__Work task 1__. Copy the passage of the NSPCC discussion word for word, starting at "It wasn’t so" and ending at "world of safeguarding.".
__Work task 2__. Pick up the NSPCC discussion after its last sentence and extend it.

START Text segment

When you see these tweets alongside all the other NSPCC’s issues such as calling young children’s need/desire to kiss and cuddle ‘sexual behaviour’ and their badly worded definition of sexual abuse that children are taught in order to ‘keep themselves safe’ then a serious pattern of these failings seems to emerge. The NSPCC really do need to examine themselves and deal with the fact that many people are seriously doubt their ability to safeguard and support children appropriately. I really do want the NSPCC to be the great child protection charity that the UK needs.

OP posts:
Blueshoess · 22/07/2020 20:39

It’s a shame that the NSPCC’s awful marketing/media team are putting the charities reputation at risk.

For those saying about the safeguarding issues with Rubberman, I know it’s shocking what happened, but what was the safeguarding issue? He did not work in a child facing role at all, no access to children’s information, he worked in an adult only office. I agree he should have been sacked for doing that in work time and on work premises but to say it’s a safeguarding risk is interesting, genuinely curious to understand how?

The NSPCC, as much as they’ve made a few mistakes through the media and marketing side, actually provide SO many face to face services to vulnerable children who wouldn’t otherwise get the support they need for recovering from abuse. The child facing teams are all mainly social workers and therapists who provide long term post-sexual abuse therapeutic services as well as life story work with children who are in care. Folk are quick to criticise them which will result in people withdrawing their donations, no donations = Less face to face work with the children who really need them, who otherwise would be waiting years on a CAMHS waiting list.

Binterested · 22/07/2020 22:19

It wasn’t so much a safeguarding issue for me as a general appallingness issue. Although it all came to light because he caused the NSPCC to expose itself to a safeguarding issue. He was responsible for the hire of someone who had a very shaky grasp of safeguarding and did something online which no one should ever do - ie - suggest children contact them directly online. No due diligence was done on this person, or if it was, safeguarding was not taken into account, so the safeguarding red flags were missed. The whole thing suggested an organisation way more interested in celebrity than in the boring world of safeguarding.

END Text segment
START Source data

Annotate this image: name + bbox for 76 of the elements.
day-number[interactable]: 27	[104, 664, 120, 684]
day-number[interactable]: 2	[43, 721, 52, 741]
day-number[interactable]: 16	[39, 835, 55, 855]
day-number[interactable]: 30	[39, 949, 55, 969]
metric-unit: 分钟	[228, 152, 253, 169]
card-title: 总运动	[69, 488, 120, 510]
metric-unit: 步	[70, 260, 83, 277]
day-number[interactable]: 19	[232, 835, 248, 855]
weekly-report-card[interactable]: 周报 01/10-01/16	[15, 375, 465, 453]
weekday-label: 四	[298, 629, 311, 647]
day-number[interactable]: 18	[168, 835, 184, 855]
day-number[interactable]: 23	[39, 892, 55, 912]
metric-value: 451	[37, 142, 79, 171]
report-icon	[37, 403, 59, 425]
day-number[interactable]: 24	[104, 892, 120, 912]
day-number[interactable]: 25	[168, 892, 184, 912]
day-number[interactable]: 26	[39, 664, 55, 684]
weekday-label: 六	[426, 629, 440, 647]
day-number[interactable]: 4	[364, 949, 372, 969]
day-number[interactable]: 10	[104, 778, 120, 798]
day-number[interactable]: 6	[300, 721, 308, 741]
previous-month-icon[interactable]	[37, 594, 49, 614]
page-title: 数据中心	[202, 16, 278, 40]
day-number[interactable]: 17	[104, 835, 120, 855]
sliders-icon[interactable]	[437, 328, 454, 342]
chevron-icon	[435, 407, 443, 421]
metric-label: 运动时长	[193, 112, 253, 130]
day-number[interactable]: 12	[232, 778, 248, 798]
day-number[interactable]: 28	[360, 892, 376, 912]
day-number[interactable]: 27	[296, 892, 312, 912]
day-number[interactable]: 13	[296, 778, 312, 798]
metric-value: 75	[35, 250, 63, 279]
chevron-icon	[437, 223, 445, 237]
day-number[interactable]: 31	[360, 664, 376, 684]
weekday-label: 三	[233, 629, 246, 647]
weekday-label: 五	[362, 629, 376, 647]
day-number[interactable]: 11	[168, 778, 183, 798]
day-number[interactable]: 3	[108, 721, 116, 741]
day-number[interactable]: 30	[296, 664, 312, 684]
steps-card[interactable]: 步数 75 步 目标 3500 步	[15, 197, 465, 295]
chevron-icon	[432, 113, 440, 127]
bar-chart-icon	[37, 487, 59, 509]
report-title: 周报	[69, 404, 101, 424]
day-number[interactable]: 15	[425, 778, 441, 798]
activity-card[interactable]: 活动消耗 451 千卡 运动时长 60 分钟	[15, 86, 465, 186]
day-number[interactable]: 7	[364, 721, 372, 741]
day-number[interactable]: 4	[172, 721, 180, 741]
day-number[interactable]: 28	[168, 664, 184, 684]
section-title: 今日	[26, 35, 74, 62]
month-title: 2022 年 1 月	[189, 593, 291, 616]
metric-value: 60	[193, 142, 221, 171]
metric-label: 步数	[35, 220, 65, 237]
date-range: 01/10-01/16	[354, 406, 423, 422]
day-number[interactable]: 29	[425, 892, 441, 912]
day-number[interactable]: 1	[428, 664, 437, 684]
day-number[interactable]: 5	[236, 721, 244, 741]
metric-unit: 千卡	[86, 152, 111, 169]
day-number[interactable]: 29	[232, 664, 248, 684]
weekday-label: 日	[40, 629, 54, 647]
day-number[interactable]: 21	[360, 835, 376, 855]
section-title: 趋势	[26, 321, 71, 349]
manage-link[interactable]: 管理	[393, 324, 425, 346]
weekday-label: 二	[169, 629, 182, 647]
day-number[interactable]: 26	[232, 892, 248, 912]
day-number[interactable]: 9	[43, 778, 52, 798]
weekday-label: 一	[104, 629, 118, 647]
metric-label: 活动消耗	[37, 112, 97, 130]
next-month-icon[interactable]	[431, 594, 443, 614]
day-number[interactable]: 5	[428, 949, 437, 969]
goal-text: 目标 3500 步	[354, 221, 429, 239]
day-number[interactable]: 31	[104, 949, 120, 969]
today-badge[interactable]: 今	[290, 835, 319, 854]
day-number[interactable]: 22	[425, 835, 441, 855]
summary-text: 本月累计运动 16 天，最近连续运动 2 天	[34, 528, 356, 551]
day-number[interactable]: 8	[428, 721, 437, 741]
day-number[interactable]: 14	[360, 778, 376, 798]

END Source data

__Output 1__.
It wasn’t so much a safeguarding issue for me as a general appallingness issue. Although it all came to light because he caused the NSPCC to expose itself to a safeguarding issue. He was responsible for the hire of someone who had a very shaky grasp of safeguarding and did something online which no one should ever do - ie - suggest children contact them directly online. No due diligence was done on this person, or if it was, safeguarding was not taken into account, so the safeguarding red flags were missed. The whole thing suggested an organisation way more interested in celebrity than in the boring world of safeguarding.

__Output 2__.
Agree with you about the frontline work though. I’m a trustee of a charity with some similar functions and my main value add is ensuring the charity sticks to its core work rather than getting side tracked into mission creep, celeb crap and virtue signalling on topics way outside of our charitable purpose

Coyoacan · 23/07/2020 01:41

The NSPCC, as much as they’ve made a few mistakes through the media and marketing side, actually provide SO many face to face services to vulnerable children who wouldn’t otherwise get the support they need for recovering from abuse

You see, from a distance, I find the idea terrifying that a charity with access to vulnerable children has no concept of safeguarding.

blubellsarebells · 23/07/2020 05:22

The backlash against that particular man was nothing to do with his sexuality at all until some people tried to defend what he did by crying homophobia, we didnt even know he was gay when we were asking is it ok for someone working for a children's charity to be wanking in fetish gear at work and uploading it onto the internet with links to a children's charity.
Ive had the odd wank at work, as a young woman, working 60hours a week, not for a children's charity and not filming myself and then uploading it with links to my employer.
Do what you want in your lunch break.
But don't film yourself and make links to your employer whether you work for a childrens charity or not.
It speaks of bad or weak boundaries.
Which anyone working for a children's charity should know about. .
Thats the point, boundaries and safeguarding. No boundaries is no safeguarding.

blubellsarebells · 23/07/2020 05:28

Exactly.
I dont want this charity that has no idea about safeguarding, or does but believes in sacred castes ie. No safeguarding because some people cannot be questioned or vetted in case you hurt their special feelings, anywhere near vulnerable and traumatised children.
Its not ok.
How do we get rid of these arseholes??